## THE PROBLEM
Omit the images, then output each of the records below exactly.

## Records from a collection
━━━━━━━━

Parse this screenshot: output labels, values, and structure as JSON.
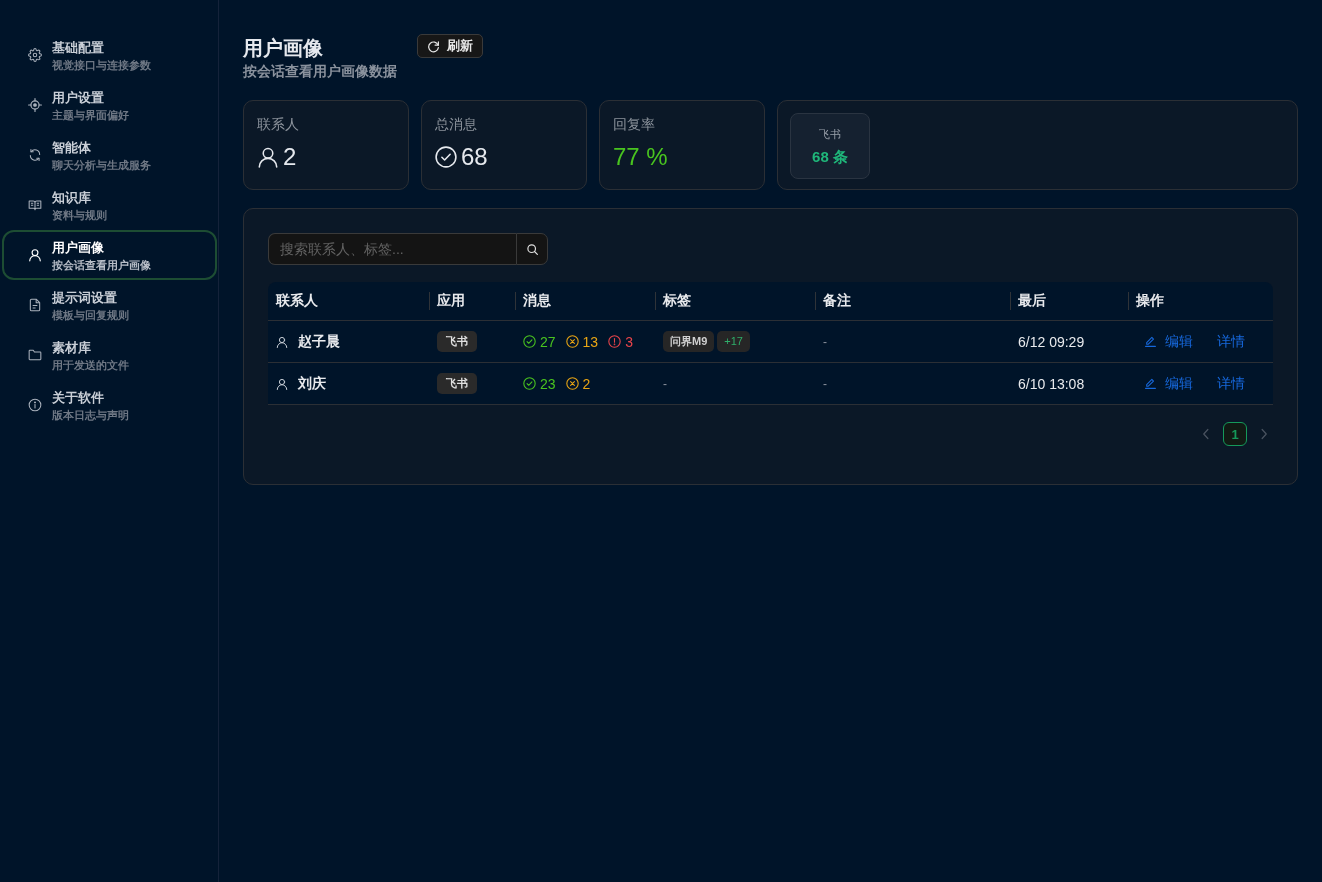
{
  "sidebar": {
    "items": [
      {
        "title": "基础配置",
        "subtitle": "视觉接口与连接参数",
        "selected": false
      },
      {
        "title": "用户设置",
        "subtitle": "主题与界面偏好",
        "selected": false
      },
      {
        "title": "智能体",
        "subtitle": "聊天分析与生成服务",
        "selected": false
      },
      {
        "title": "知识库",
        "subtitle": "资料与规则",
        "selected": false
      },
      {
        "title": "用户画像",
        "subtitle": "按会话查看用户画像",
        "selected": true
      },
      {
        "title": "提示词设置",
        "subtitle": "模板与回复规则",
        "selected": false
      },
      {
        "title": "素材库",
        "subtitle": "用于发送的文件",
        "selected": false
      },
      {
        "title": "关于软件",
        "subtitle": "版本日志与声明",
        "selected": false
      }
    ]
  },
  "header": {
    "title": "用户画像",
    "subtitle": "按会话查看用户画像数据",
    "refresh_button": "刷新"
  },
  "stats": [
    {
      "label": "联系人",
      "value": "2",
      "kind": "contacts"
    },
    {
      "label": "总消息",
      "value": "68",
      "kind": "messages"
    },
    {
      "label": "回复率",
      "value": "77 %",
      "kind": "rate"
    }
  ],
  "apps": [
    {
      "name": "飞书",
      "count": "68 条"
    }
  ],
  "search": {
    "placeholder": "搜索联系人、标签..."
  },
  "table": {
    "columns": [
      "联系人",
      "应用",
      "消息",
      "标签",
      "备注",
      "最后",
      "操作"
    ],
    "rows": [
      {
        "contact": "赵子晨",
        "app": "飞书",
        "messages": [
          {
            "kind": "ok",
            "count": "27"
          },
          {
            "kind": "pending",
            "count": "13"
          },
          {
            "kind": "error",
            "count": "3"
          }
        ],
        "tags": [
          {
            "kind": "tag",
            "label": "问界M9"
          },
          {
            "kind": "more",
            "label": "+17"
          }
        ],
        "note": "-",
        "last": "6/12 09:29",
        "actions": {
          "edit": "编辑",
          "details": "详情"
        }
      },
      {
        "contact": "刘庆",
        "app": "飞书",
        "messages": [
          {
            "kind": "ok",
            "count": "23"
          },
          {
            "kind": "pending",
            "count": "2"
          }
        ],
        "tags": [
          {
            "kind": "none",
            "label": "-"
          }
        ],
        "note": "-",
        "last": "6/10 13:08",
        "actions": {
          "edit": "编辑",
          "details": "详情"
        }
      }
    ]
  },
  "pagination": {
    "pages": [
      {
        "label": "1",
        "selected": true
      }
    ]
  }
}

━━━━━━━━

## SOLUTION TO THIS TASK
Parse this screenshot: output labels, values, and structure as JSON.
{
  "sidebar": {
    "items": [
      {
        "title": "基础配置",
        "subtitle": "视觉接口与连接参数",
        "selected": false
      },
      {
        "title": "用户设置",
        "subtitle": "主题与界面偏好",
        "selected": false
      },
      {
        "title": "智能体",
        "subtitle": "聊天分析与生成服务",
        "selected": false
      },
      {
        "title": "知识库",
        "subtitle": "资料与规则",
        "selected": false
      },
      {
        "title": "用户画像",
        "subtitle": "按会话查看用户画像",
        "selected": true
      },
      {
        "title": "提示词设置",
        "subtitle": "模板与回复规则",
        "selected": false
      },
      {
        "title": "素材库",
        "subtitle": "用于发送的文件",
        "selected": false
      },
      {
        "title": "关于软件",
        "subtitle": "版本日志与声明",
        "selected": false
      }
    ]
  },
  "header": {
    "title": "用户画像",
    "subtitle": "按会话查看用户画像数据",
    "refresh_button": "刷新"
  },
  "stats": [
    {
      "label": "联系人",
      "value": "2",
      "kind": "contacts"
    },
    {
      "label": "总消息",
      "value": "68",
      "kind": "messages"
    },
    {
      "label": "回复率",
      "value": "77 %",
      "kind": "rate"
    }
  ],
  "apps": [
    {
      "name": "飞书",
      "count": "68 条"
    }
  ],
  "search": {
    "placeholder": "搜索联系人、标签..."
  },
  "table": {
    "columns": [
      "联系人",
      "应用",
      "消息",
      "标签",
      "备注",
      "最后",
      "操作"
    ],
    "rows": [
      {
        "contact": "赵子晨",
        "app": "飞书",
        "messages": [
          {
            "kind": "ok",
            "count": "27"
          },
          {
            "kind": "pending",
            "count": "13"
          },
          {
            "kind": "error",
            "count": "3"
          }
        ],
        "tags": [
          {
            "kind": "tag",
            "label": "问界M9"
          },
          {
            "kind": "more",
            "label": "+17"
          }
        ],
        "note": "-",
        "last": "6/12 09:29",
        "actions": {
          "edit": "编辑",
          "details": "详情"
        }
      },
      {
        "contact": "刘庆",
        "app": "飞书",
        "messages": [
          {
            "kind": "ok",
            "count": "23"
          },
          {
            "kind": "pending",
            "count": "2"
          }
        ],
        "tags": [
          {
            "kind": "none",
            "label": "-"
          }
        ],
        "note": "-",
        "last": "6/10 13:08",
        "actions": {
          "edit": "编辑",
          "details": "详情"
        }
      }
    ]
  },
  "pagination": {
    "pages": [
      {
        "label": "1",
        "selected": true
      }
    ]
  }
}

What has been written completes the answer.